* Given records
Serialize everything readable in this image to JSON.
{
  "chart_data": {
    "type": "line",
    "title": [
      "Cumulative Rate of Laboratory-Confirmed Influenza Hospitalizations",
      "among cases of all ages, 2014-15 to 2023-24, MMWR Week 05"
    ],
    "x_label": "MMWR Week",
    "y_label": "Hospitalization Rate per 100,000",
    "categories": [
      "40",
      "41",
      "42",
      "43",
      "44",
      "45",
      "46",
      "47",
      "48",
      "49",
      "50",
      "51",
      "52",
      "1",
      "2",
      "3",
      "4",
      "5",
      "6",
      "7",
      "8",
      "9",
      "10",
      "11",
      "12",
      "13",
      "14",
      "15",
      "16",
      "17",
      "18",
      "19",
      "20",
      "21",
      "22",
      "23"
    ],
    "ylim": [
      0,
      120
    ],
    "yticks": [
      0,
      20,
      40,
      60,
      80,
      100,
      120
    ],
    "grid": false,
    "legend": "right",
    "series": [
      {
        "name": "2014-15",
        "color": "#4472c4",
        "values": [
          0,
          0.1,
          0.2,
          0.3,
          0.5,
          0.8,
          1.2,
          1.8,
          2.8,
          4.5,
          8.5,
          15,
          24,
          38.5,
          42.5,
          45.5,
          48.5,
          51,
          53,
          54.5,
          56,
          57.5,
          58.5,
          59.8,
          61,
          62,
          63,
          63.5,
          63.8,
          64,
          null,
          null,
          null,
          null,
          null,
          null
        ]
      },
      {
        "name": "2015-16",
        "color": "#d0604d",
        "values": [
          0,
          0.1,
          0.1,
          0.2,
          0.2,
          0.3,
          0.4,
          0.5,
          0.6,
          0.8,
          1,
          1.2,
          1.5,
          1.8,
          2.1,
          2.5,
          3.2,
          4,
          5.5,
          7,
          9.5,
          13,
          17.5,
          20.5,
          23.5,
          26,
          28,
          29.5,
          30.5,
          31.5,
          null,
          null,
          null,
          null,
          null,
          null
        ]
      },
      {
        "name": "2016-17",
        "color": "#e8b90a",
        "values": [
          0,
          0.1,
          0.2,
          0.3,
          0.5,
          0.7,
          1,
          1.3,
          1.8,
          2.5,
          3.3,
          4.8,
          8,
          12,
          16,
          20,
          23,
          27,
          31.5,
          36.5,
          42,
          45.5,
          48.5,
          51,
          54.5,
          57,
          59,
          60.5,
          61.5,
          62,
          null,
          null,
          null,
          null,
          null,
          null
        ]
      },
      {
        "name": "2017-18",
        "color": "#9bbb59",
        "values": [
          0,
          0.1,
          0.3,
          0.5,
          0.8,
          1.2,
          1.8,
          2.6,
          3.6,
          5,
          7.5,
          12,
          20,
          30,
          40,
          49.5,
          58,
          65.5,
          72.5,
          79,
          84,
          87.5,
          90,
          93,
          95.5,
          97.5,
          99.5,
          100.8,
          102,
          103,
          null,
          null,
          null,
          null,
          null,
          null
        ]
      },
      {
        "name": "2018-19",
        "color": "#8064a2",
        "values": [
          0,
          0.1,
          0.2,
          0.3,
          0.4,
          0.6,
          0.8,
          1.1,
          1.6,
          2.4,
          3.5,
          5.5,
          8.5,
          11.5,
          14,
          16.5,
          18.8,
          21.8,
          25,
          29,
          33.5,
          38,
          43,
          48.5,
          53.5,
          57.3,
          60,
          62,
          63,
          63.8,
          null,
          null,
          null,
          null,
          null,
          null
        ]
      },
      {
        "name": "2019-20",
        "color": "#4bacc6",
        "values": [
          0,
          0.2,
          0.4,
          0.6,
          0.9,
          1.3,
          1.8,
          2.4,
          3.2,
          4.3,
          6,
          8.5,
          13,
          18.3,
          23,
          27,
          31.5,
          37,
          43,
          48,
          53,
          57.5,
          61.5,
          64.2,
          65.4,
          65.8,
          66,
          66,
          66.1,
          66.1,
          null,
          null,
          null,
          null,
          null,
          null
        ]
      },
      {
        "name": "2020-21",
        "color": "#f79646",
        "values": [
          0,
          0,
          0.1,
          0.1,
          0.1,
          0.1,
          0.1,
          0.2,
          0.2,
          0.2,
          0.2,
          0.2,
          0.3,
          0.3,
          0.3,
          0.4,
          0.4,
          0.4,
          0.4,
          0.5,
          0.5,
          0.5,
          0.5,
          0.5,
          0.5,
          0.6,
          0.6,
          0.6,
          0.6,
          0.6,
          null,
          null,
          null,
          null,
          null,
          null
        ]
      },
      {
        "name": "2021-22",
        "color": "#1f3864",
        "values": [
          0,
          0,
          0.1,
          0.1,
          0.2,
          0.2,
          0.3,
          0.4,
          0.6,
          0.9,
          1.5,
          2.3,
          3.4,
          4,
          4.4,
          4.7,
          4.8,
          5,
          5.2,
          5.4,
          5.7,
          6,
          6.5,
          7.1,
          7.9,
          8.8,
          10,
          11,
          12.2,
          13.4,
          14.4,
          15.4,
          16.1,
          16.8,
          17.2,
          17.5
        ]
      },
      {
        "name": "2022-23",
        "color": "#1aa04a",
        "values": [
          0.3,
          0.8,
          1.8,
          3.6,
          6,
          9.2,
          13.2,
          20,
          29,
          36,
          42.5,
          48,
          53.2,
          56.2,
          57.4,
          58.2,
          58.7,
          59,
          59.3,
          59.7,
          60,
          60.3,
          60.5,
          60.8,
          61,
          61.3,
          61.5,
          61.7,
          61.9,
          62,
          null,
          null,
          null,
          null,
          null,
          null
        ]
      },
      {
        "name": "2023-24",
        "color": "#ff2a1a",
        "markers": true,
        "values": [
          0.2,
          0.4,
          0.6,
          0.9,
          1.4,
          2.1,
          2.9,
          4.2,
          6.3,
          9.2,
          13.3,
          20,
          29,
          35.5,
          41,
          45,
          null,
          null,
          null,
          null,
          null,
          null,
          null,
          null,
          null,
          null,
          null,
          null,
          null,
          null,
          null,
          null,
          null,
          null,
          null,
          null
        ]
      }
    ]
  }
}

* What is being asked
Retype the listing above in full, with no alterations.

* Expected output
Serialize everything readable in this image to JSON.
{
  "chart_data": {
    "type": "line",
    "title": [
      "Cumulative Rate of Laboratory-Confirmed Influenza Hospitalizations",
      "among cases of all ages, 2014-15 to 2023-24, MMWR Week 05"
    ],
    "x_label": "MMWR Week",
    "y_label": "Hospitalization Rate per 100,000",
    "categories": [
      "40",
      "41",
      "42",
      "43",
      "44",
      "45",
      "46",
      "47",
      "48",
      "49",
      "50",
      "51",
      "52",
      "1",
      "2",
      "3",
      "4",
      "5",
      "6",
      "7",
      "8",
      "9",
      "10",
      "11",
      "12",
      "13",
      "14",
      "15",
      "16",
      "17",
      "18",
      "19",
      "20",
      "21",
      "22",
      "23"
    ],
    "ylim": [
      0,
      120
    ],
    "yticks": [
      0,
      20,
      40,
      60,
      80,
      100,
      120
    ],
    "grid": false,
    "legend": "right",
    "series": [
      {
        "name": "2014-15",
        "color": "#4472c4",
        "values": [
          0,
          0.1,
          0.2,
          0.3,
          0.5,
          0.8,
          1.2,
          1.8,
          2.8,
          4.5,
          8.5,
          15,
          24,
          38.5,
          42.5,
          45.5,
          48.5,
          51,
          53,
          54.5,
          56,
          57.5,
          58.5,
          59.8,
          61,
          62,
          63,
          63.5,
          63.8,
          64,
          null,
          null,
          null,
          null,
          null,
          null
        ]
      },
      {
        "name": "2015-16",
        "color": "#d0604d",
        "values": [
          0,
          0.1,
          0.1,
          0.2,
          0.2,
          0.3,
          0.4,
          0.5,
          0.6,
          0.8,
          1,
          1.2,
          1.5,
          1.8,
          2.1,
          2.5,
          3.2,
          4,
          5.5,
          7,
          9.5,
          13,
          17.5,
          20.5,
          23.5,
          26,
          28,
          29.5,
          30.5,
          31.5,
          null,
          null,
          null,
          null,
          null,
          null
        ]
      },
      {
        "name": "2016-17",
        "color": "#e8b90a",
        "values": [
          0,
          0.1,
          0.2,
          0.3,
          0.5,
          0.7,
          1,
          1.3,
          1.8,
          2.5,
          3.3,
          4.8,
          8,
          12,
          16,
          20,
          23,
          27,
          31.5,
          36.5,
          42,
          45.5,
          48.5,
          51,
          54.5,
          57,
          59,
          60.5,
          61.5,
          62,
          null,
          null,
          null,
          null,
          null,
          null
        ]
      },
      {
        "name": "2017-18",
        "color": "#9bbb59",
        "values": [
          0,
          0.1,
          0.3,
          0.5,
          0.8,
          1.2,
          1.8,
          2.6,
          3.6,
          5,
          7.5,
          12,
          20,
          30,
          40,
          49.5,
          58,
          65.5,
          72.5,
          79,
          84,
          87.5,
          90,
          93,
          95.5,
          97.5,
          99.5,
          100.8,
          102,
          103,
          null,
          null,
          null,
          null,
          null,
          null
        ]
      },
      {
        "name": "2018-19",
        "color": "#8064a2",
        "values": [
          0,
          0.1,
          0.2,
          0.3,
          0.4,
          0.6,
          0.8,
          1.1,
          1.6,
          2.4,
          3.5,
          5.5,
          8.5,
          11.5,
          14,
          16.5,
          18.8,
          21.8,
          25,
          29,
          33.5,
          38,
          43,
          48.5,
          53.5,
          57.3,
          60,
          62,
          63,
          63.8,
          null,
          null,
          null,
          null,
          null,
          null
        ]
      },
      {
        "name": "2019-20",
        "color": "#4bacc6",
        "values": [
          0,
          0.2,
          0.4,
          0.6,
          0.9,
          1.3,
          1.8,
          2.4,
          3.2,
          4.3,
          6,
          8.5,
          13,
          18.3,
          23,
          27,
          31.5,
          37,
          43,
          48,
          53,
          57.5,
          61.5,
          64.2,
          65.4,
          65.8,
          66,
          66,
          66.1,
          66.1,
          null,
          null,
          null,
          null,
          null,
          null
        ]
      },
      {
        "name": "2020-21",
        "color": "#f79646",
        "values": [
          0,
          0,
          0.1,
          0.1,
          0.1,
          0.1,
          0.1,
          0.2,
          0.2,
          0.2,
          0.2,
          0.2,
          0.3,
          0.3,
          0.3,
          0.4,
          0.4,
          0.4,
          0.4,
          0.5,
          0.5,
          0.5,
          0.5,
          0.5,
          0.5,
          0.6,
          0.6,
          0.6,
          0.6,
          0.6,
          null,
          null,
          null,
          null,
          null,
          null
        ]
      },
      {
        "name": "2021-22",
        "color": "#1f3864",
        "values": [
          0,
          0,
          0.1,
          0.1,
          0.2,
          0.2,
          0.3,
          0.4,
          0.6,
          0.9,
          1.5,
          2.3,
          3.4,
          4,
          4.4,
          4.7,
          4.8,
          5,
          5.2,
          5.4,
          5.7,
          6,
          6.5,
          7.1,
          7.9,
          8.8,
          10,
          11,
          12.2,
          13.4,
          14.4,
          15.4,
          16.1,
          16.8,
          17.2,
          17.5
        ]
      },
      {
        "name": "2022-23",
        "color": "#1aa04a",
        "values": [
          0.3,
          0.8,
          1.8,
          3.6,
          6,
          9.2,
          13.2,
          20,
          29,
          36,
          42.5,
          48,
          53.2,
          56.2,
          57.4,
          58.2,
          58.7,
          59,
          59.3,
          59.7,
          60,
          60.3,
          60.5,
          60.8,
          61,
          61.3,
          61.5,
          61.7,
          61.9,
          62,
          null,
          null,
          null,
          null,
          null,
          null
        ]
      },
      {
        "name": "2023-24",
        "color": "#ff2a1a",
        "markers": true,
        "values": [
          0.2,
          0.4,
          0.6,
          0.9,
          1.4,
          2.1,
          2.9,
          4.2,
          6.3,
          9.2,
          13.3,
          20,
          29,
          35.5,
          41,
          45,
          null,
          null,
          null,
          null,
          null,
          null,
          null,
          null,
          null,
          null,
          null,
          null,
          null,
          null,
          null,
          null,
          null,
          null,
          null,
          null
        ]
      }
    ]
  }
}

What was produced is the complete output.